>> start AVAILABLE RECORDS

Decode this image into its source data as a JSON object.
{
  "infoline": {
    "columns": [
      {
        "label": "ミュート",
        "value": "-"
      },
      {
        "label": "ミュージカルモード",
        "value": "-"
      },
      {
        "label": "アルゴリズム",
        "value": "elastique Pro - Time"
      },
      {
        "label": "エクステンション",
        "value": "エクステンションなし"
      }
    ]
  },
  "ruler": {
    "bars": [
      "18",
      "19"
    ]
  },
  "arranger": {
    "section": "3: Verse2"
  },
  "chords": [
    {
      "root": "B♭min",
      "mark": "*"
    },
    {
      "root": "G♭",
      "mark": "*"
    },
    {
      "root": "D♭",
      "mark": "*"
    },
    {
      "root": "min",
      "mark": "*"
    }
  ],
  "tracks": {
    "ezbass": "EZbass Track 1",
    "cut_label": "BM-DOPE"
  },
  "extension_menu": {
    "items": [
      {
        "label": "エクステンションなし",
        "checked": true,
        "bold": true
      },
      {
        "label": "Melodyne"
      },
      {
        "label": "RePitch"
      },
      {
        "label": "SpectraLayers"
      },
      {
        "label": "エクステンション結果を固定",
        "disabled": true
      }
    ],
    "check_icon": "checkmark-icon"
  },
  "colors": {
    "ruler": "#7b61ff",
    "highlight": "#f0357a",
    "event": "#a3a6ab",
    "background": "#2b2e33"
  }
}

>> end AVAILABLE RECORDS

● REQUIREMENT:
Extract all the entries word for word.

● REPLY TO THE TASK:
Decode this image into its source data as a JSON object.
{
  "infoline": {
    "columns": [
      {
        "label": "ミュート",
        "value": "-"
      },
      {
        "label": "ミュージカルモード",
        "value": "-"
      },
      {
        "label": "アルゴリズム",
        "value": "elastique Pro - Time"
      },
      {
        "label": "エクステンション",
        "value": "エクステンションなし"
      }
    ]
  },
  "ruler": {
    "bars": [
      "18",
      "19"
    ]
  },
  "arranger": {
    "section": "3: Verse2"
  },
  "chords": [
    {
      "root": "B♭min",
      "mark": "*"
    },
    {
      "root": "G♭",
      "mark": "*"
    },
    {
      "root": "D♭",
      "mark": "*"
    },
    {
      "root": "min",
      "mark": "*"
    }
  ],
  "tracks": {
    "ezbass": "EZbass Track 1",
    "cut_label": "BM-DOPE"
  },
  "extension_menu": {
    "items": [
      {
        "label": "エクステンションなし",
        "checked": true,
        "bold": true
      },
      {
        "label": "Melodyne"
      },
      {
        "label": "RePitch"
      },
      {
        "label": "SpectraLayers"
      },
      {
        "label": "エクステンション結果を固定",
        "disabled": true
      }
    ],
    "check_icon": "checkmark-icon"
  },
  "colors": {
    "ruler": "#7b61ff",
    "highlight": "#f0357a",
    "event": "#a3a6ab",
    "background": "#2b2e33"
  }
}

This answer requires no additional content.